§ REQUIREMENT
Copy every line, leaving nothing out and adding nothing.

§ DATA LINES
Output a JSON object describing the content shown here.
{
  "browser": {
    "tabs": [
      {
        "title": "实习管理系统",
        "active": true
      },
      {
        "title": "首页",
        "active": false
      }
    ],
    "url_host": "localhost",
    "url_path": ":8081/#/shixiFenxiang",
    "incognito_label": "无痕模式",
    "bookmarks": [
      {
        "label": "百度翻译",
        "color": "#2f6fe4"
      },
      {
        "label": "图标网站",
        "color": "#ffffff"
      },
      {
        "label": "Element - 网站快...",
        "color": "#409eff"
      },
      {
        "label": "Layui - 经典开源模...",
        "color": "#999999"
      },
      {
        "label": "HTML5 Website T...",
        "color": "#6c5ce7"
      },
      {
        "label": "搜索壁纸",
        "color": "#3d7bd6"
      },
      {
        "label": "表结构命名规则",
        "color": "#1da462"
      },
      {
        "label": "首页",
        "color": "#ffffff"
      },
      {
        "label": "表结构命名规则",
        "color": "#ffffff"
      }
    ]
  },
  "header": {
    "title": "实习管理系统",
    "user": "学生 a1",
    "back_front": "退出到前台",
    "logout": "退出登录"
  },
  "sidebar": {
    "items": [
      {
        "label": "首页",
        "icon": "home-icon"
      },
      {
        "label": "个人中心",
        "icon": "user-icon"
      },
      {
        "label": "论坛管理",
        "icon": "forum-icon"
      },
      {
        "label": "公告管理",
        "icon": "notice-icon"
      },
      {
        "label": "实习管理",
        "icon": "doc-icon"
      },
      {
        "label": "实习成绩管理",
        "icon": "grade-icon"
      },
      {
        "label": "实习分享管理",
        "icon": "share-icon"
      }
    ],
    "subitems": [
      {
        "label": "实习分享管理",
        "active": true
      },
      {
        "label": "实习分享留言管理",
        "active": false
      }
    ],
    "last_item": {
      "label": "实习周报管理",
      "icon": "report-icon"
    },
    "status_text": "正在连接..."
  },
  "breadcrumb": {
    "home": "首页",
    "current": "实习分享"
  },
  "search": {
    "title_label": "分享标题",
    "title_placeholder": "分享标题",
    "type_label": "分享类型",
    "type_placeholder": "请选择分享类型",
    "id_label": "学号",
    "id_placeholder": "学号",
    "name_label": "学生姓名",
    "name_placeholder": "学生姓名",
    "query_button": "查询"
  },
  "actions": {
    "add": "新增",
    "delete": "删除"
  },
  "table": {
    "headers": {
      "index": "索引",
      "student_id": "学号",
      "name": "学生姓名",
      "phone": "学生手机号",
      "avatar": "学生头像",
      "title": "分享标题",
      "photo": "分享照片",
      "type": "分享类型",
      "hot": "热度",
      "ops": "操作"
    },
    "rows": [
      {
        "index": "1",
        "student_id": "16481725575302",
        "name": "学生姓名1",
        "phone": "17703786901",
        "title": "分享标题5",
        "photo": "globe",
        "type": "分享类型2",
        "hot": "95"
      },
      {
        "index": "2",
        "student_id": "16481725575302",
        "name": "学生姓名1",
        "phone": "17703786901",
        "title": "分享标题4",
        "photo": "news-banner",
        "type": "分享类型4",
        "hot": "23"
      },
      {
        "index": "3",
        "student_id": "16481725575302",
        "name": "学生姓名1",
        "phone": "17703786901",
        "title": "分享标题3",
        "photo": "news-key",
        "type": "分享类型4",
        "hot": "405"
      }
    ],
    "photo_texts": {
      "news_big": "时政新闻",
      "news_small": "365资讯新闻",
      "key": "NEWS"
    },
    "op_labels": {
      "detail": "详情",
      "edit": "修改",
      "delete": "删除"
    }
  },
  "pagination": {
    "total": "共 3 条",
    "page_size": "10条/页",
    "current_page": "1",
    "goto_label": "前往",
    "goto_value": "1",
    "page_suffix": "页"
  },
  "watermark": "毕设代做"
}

§ SOLUTION
Output a JSON object describing the content shown here.
{
  "browser": {
    "tabs": [
      {
        "title": "实习管理系统",
        "active": true
      },
      {
        "title": "首页",
        "active": false
      }
    ],
    "url_host": "localhost",
    "url_path": ":8081/#/shixiFenxiang",
    "incognito_label": "无痕模式",
    "bookmarks": [
      {
        "label": "百度翻译",
        "color": "#2f6fe4"
      },
      {
        "label": "图标网站",
        "color": "#ffffff"
      },
      {
        "label": "Element - 网站快...",
        "color": "#409eff"
      },
      {
        "label": "Layui - 经典开源模...",
        "color": "#999999"
      },
      {
        "label": "HTML5 Website T...",
        "color": "#6c5ce7"
      },
      {
        "label": "搜索壁纸",
        "color": "#3d7bd6"
      },
      {
        "label": "表结构命名规则",
        "color": "#1da462"
      },
      {
        "label": "首页",
        "color": "#ffffff"
      },
      {
        "label": "表结构命名规则",
        "color": "#ffffff"
      }
    ]
  },
  "header": {
    "title": "实习管理系统",
    "user": "学生 a1",
    "back_front": "退出到前台",
    "logout": "退出登录"
  },
  "sidebar": {
    "items": [
      {
        "label": "首页",
        "icon": "home-icon"
      },
      {
        "label": "个人中心",
        "icon": "user-icon"
      },
      {
        "label": "论坛管理",
        "icon": "forum-icon"
      },
      {
        "label": "公告管理",
        "icon": "notice-icon"
      },
      {
        "label": "实习管理",
        "icon": "doc-icon"
      },
      {
        "label": "实习成绩管理",
        "icon": "grade-icon"
      },
      {
        "label": "实习分享管理",
        "icon": "share-icon"
      }
    ],
    "subitems": [
      {
        "label": "实习分享管理",
        "active": true
      },
      {
        "label": "实习分享留言管理",
        "active": false
      }
    ],
    "last_item": {
      "label": "实习周报管理",
      "icon": "report-icon"
    },
    "status_text": "正在连接..."
  },
  "breadcrumb": {
    "home": "首页",
    "current": "实习分享"
  },
  "search": {
    "title_label": "分享标题",
    "title_placeholder": "分享标题",
    "type_label": "分享类型",
    "type_placeholder": "请选择分享类型",
    "id_label": "学号",
    "id_placeholder": "学号",
    "name_label": "学生姓名",
    "name_placeholder": "学生姓名",
    "query_button": "查询"
  },
  "actions": {
    "add": "新增",
    "delete": "删除"
  },
  "table": {
    "headers": {
      "index": "索引",
      "student_id": "学号",
      "name": "学生姓名",
      "phone": "学生手机号",
      "avatar": "学生头像",
      "title": "分享标题",
      "photo": "分享照片",
      "type": "分享类型",
      "hot": "热度",
      "ops": "操作"
    },
    "rows": [
      {
        "index": "1",
        "student_id": "16481725575302",
        "name": "学生姓名1",
        "phone": "17703786901",
        "title": "分享标题5",
        "photo": "globe",
        "type": "分享类型2",
        "hot": "95"
      },
      {
        "index": "2",
        "student_id": "16481725575302",
        "name": "学生姓名1",
        "phone": "17703786901",
        "title": "分享标题4",
        "photo": "news-banner",
        "type": "分享类型4",
        "hot": "23"
      },
      {
        "index": "3",
        "student_id": "16481725575302",
        "name": "学生姓名1",
        "phone": "17703786901",
        "title": "分享标题3",
        "photo": "news-key",
        "type": "分享类型4",
        "hot": "405"
      }
    ],
    "photo_texts": {
      "news_big": "时政新闻",
      "news_small": "365资讯新闻",
      "key": "NEWS"
    },
    "op_labels": {
      "detail": "详情",
      "edit": "修改",
      "delete": "删除"
    }
  },
  "pagination": {
    "total": "共 3 条",
    "page_size": "10条/页",
    "current_page": "1",
    "goto_label": "前往",
    "goto_value": "1",
    "page_suffix": "页"
  },
  "watermark": "毕设代做"
}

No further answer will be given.